PROBLEM TO WORK ON: Copy out all of the material exactly as presented.

EXERCISE INPUTS:
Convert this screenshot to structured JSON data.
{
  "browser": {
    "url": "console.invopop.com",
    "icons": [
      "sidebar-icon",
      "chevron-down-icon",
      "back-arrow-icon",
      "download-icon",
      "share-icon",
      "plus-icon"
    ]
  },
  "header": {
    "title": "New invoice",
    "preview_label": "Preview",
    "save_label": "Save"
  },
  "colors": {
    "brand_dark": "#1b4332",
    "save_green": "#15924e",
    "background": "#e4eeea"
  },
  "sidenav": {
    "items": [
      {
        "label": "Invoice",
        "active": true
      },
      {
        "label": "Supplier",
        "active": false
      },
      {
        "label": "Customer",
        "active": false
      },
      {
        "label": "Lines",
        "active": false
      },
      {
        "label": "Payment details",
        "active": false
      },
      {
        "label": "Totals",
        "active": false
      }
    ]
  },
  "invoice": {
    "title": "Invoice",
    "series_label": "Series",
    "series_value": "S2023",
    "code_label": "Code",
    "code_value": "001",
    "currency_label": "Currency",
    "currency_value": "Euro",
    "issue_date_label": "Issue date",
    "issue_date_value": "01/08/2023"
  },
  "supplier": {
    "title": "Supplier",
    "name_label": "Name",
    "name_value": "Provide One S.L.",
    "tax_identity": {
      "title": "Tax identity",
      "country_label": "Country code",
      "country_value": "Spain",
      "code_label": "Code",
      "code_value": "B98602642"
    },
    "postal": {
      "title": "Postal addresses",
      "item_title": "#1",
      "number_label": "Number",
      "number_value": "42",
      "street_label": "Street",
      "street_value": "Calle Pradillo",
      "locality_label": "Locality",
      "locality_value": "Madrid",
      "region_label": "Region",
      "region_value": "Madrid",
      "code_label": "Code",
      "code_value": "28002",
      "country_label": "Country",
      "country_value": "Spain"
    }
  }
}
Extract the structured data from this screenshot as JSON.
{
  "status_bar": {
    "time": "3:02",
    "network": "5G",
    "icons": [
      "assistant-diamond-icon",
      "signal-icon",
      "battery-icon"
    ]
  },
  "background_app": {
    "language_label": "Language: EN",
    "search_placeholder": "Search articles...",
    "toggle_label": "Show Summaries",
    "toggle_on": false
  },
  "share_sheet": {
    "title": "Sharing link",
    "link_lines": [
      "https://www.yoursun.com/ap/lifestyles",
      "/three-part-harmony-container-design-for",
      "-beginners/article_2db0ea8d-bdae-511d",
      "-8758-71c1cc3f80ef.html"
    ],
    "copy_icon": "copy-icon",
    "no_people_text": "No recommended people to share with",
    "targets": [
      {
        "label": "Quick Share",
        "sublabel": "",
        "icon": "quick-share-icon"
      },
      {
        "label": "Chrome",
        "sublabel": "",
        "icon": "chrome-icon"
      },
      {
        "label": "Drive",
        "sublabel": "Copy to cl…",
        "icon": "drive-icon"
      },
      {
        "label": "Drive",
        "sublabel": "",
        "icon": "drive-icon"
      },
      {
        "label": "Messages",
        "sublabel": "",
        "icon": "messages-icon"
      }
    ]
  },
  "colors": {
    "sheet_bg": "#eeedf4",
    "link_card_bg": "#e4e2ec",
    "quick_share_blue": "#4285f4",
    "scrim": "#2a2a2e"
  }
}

EXERCISE ANSWER:
Convert this screenshot to structured JSON data.
{
  "browser": {
    "url": "console.invopop.com",
    "icons": [
      "sidebar-icon",
      "chevron-down-icon",
      "back-arrow-icon",
      "download-icon",
      "share-icon",
      "plus-icon"
    ]
  },
  "header": {
    "title": "New invoice",
    "preview_label": "Preview",
    "save_label": "Save"
  },
  "colors": {
    "brand_dark": "#1b4332",
    "save_green": "#15924e",
    "background": "#e4eeea"
  },
  "sidenav": {
    "items": [
      {
        "label": "Invoice",
        "active": true
      },
      {
        "label": "Supplier",
        "active": false
      },
      {
        "label": "Customer",
        "active": false
      },
      {
        "label": "Lines",
        "active": false
      },
      {
        "label": "Payment details",
        "active": false
      },
      {
        "label": "Totals",
        "active": false
      }
    ]
  },
  "invoice": {
    "title": "Invoice",
    "series_label": "Series",
    "series_value": "S2023",
    "code_label": "Code",
    "code_value": "001",
    "currency_label": "Currency",
    "currency_value": "Euro",
    "issue_date_label": "Issue date",
    "issue_date_value": "01/08/2023"
  },
  "supplier": {
    "title": "Supplier",
    "name_label": "Name",
    "name_value": "Provide One S.L.",
    "tax_identity": {
      "title": "Tax identity",
      "country_label": "Country code",
      "country_value": "Spain",
      "code_label": "Code",
      "code_value": "B98602642"
    },
    "postal": {
      "title": "Postal addresses",
      "item_title": "#1",
      "number_label": "Number",
      "number_value": "42",
      "street_label": "Street",
      "street_value": "Calle Pradillo",
      "locality_label": "Locality",
      "locality_value": "Madrid",
      "region_label": "Region",
      "region_value": "Madrid",
      "code_label": "Code",
      "code_value": "28002",
      "country_label": "Country",
      "country_value": "Spain"
    }
  }
}
Extract the structured data from this screenshot as JSON.
{
  "status_bar": {
    "time": "3:02",
    "network": "5G",
    "icons": [
      "assistant-diamond-icon",
      "signal-icon",
      "battery-icon"
    ]
  },
  "background_app": {
    "language_label": "Language: EN",
    "search_placeholder": "Search articles...",
    "toggle_label": "Show Summaries",
    "toggle_on": false
  },
  "share_sheet": {
    "title": "Sharing link",
    "link_lines": [
      "https://www.yoursun.com/ap/lifestyles",
      "/three-part-harmony-container-design-for",
      "-beginners/article_2db0ea8d-bdae-511d",
      "-8758-71c1cc3f80ef.html"
    ],
    "copy_icon": "copy-icon",
    "no_people_text": "No recommended people to share with",
    "targets": [
      {
        "label": "Quick Share",
        "sublabel": "",
        "icon": "quick-share-icon"
      },
      {
        "label": "Chrome",
        "sublabel": "",
        "icon": "chrome-icon"
      },
      {
        "label": "Drive",
        "sublabel": "Copy to cl…",
        "icon": "drive-icon"
      },
      {
        "label": "Drive",
        "sublabel": "",
        "icon": "drive-icon"
      },
      {
        "label": "Messages",
        "sublabel": "",
        "icon": "messages-icon"
      }
    ]
  },
  "colors": {
    "sheet_bg": "#eeedf4",
    "link_card_bg": "#e4e2ec",
    "quick_share_blue": "#4285f4",
    "scrim": "#2a2a2e"
  }
}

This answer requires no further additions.